Work required: Reproduce the records below in full and without edits, omitting images.

Items:
## begin

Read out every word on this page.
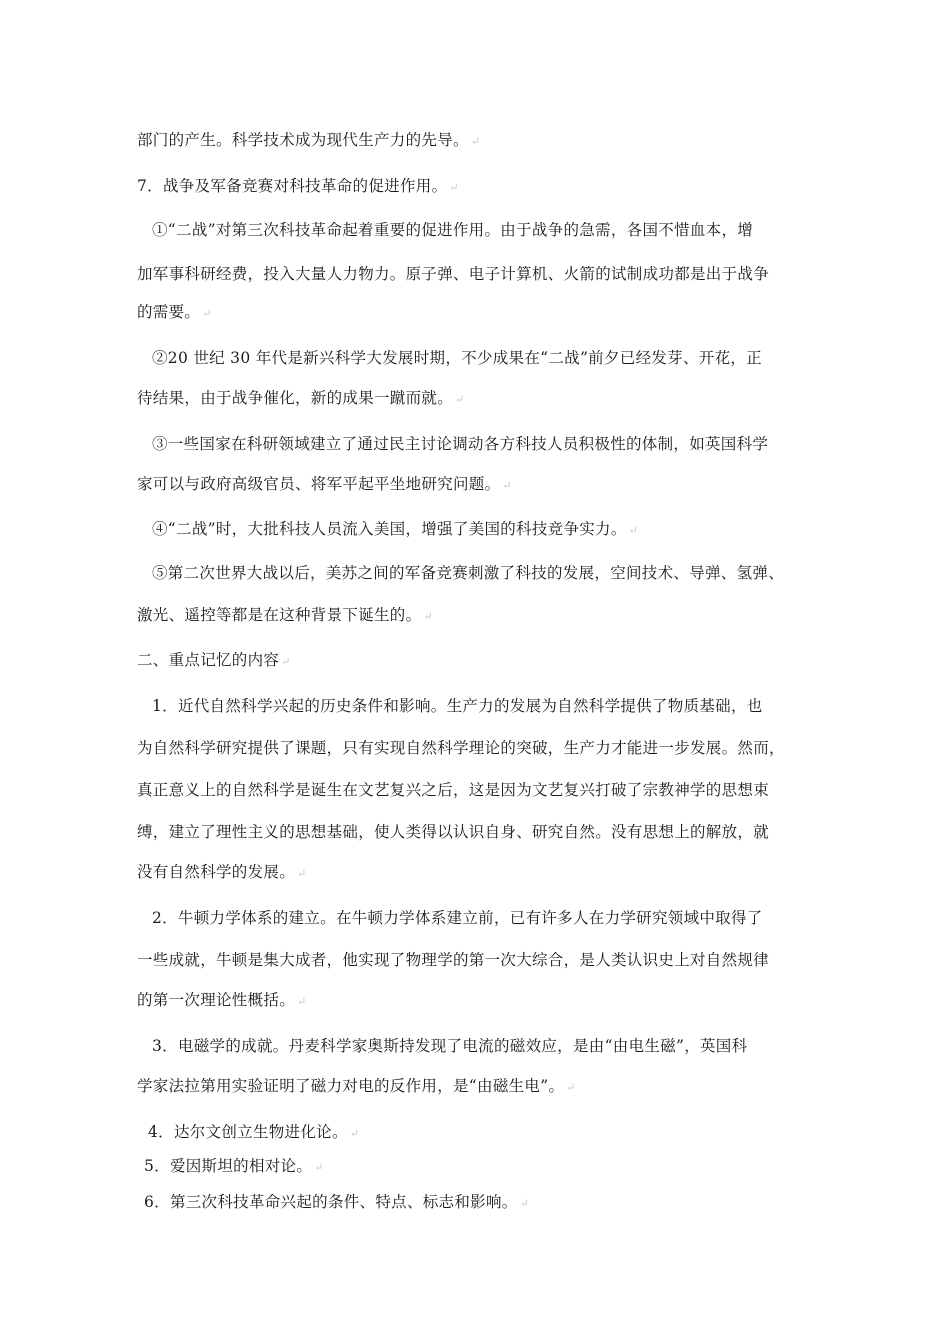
部门的产生。科学技术成为现代生产力的先导。 ↵
7．战争及军备竞赛对科技革命的促进作用。 ↵
①“二战”对第三次科技革命起着重要的促进作用。由于战争的急需，各国不惜血本，增
加军事科研经费，投入大量人力物力。原子弹、电子计算机、火箭的试制成功都是出于战争
的需要。 ↵
②20 世纪 30 年代是新兴科学大发展时期，不少成果在“二战”前夕已经发芽、开花，正
待结果，由于战争催化，新的成果一蹴而就。 ↵
③一些国家在科研领域建立了通过民主讨论调动各方科技人员积极性的体制，如英国科学
家可以与政府高级官员、将军平起平坐地研究问题。 ↵
④“二战”时，大批科技人员流入美国，增强了美国的科技竞争实力。 ↵
⑤第二次世界大战以后，美苏之间的军备竞赛刺激了科技的发展，空间技术、导弹、氢弹、
激光、遥控等都是在这种背景下诞生的。 ↵
二、重点记忆的内容 ↵
1．近代自然科学兴起的历史条件和影响。生产力的发展为自然科学提供了物质基础，也
为自然科学研究提供了课题，只有实现自然科学理论的突破，生产力才能进一步发展。然而，
真正意义上的自然科学是诞生在文艺复兴之后，这是因为文艺复兴打破了宗教神学的思想束
缚，建立了理性主义的思想基础，使人类得以认识自身、研究自然。没有思想上的解放，就
没有自然科学的发展。 ↵
2．牛顿力学体系的建立。在牛顿力学体系建立前，已有许多人在力学研究领域中取得了
一些成就，牛顿是集大成者，他实现了物理学的第一次大综合，是人类认识史上对自然规律
的第一次理论性概括。 ↵
3．电磁学的成就。丹麦科学家奥斯持发现了电流的磁效应，是由“由电生磁”，英国科
学家法拉第用实验证明了磁力对电的反作用，是“由磁生电”。 ↵
4．达尔文创立生物进化论。 ↵
5．爱因斯坦的相对论。 ↵
6．第三次科技革命兴起的条件、特点、标志和影响。 ↵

## end

Solution to this task:
Read out every word on this page.
部门的产生。科学技术成为现代生产力的先导。 ↵
7．战争及军备竞赛对科技革命的促进作用。 ↵
①“二战”对第三次科技革命起着重要的促进作用。由于战争的急需，各国不惜血本，增
加军事科研经费，投入大量人力物力。原子弹、电子计算机、火箭的试制成功都是出于战争
的需要。 ↵
②20 世纪 30 年代是新兴科学大发展时期，不少成果在“二战”前夕已经发芽、开花，正
待结果，由于战争催化，新的成果一蹴而就。 ↵
③一些国家在科研领域建立了通过民主讨论调动各方科技人员积极性的体制，如英国科学
家可以与政府高级官员、将军平起平坐地研究问题。 ↵
④“二战”时，大批科技人员流入美国，增强了美国的科技竞争实力。 ↵
⑤第二次世界大战以后，美苏之间的军备竞赛刺激了科技的发展，空间技术、导弹、氢弹、
激光、遥控等都是在这种背景下诞生的。 ↵
二、重点记忆的内容 ↵
1．近代自然科学兴起的历史条件和影响。生产力的发展为自然科学提供了物质基础，也
为自然科学研究提供了课题，只有实现自然科学理论的突破，生产力才能进一步发展。然而，
真正意义上的自然科学是诞生在文艺复兴之后，这是因为文艺复兴打破了宗教神学的思想束
缚，建立了理性主义的思想基础，使人类得以认识自身、研究自然。没有思想上的解放，就
没有自然科学的发展。 ↵
2．牛顿力学体系的建立。在牛顿力学体系建立前，已有许多人在力学研究领域中取得了
一些成就，牛顿是集大成者，他实现了物理学的第一次大综合，是人类认识史上对自然规律
的第一次理论性概括。 ↵
3．电磁学的成就。丹麦科学家奥斯持发现了电流的磁效应，是由“由电生磁”，英国科
学家法拉第用实验证明了磁力对电的反作用，是“由磁生电”。 ↵
4．达尔文创立生物进化论。 ↵
5．爱因斯坦的相对论。 ↵
6．第三次科技革命兴起的条件、特点、标志和影响。 ↵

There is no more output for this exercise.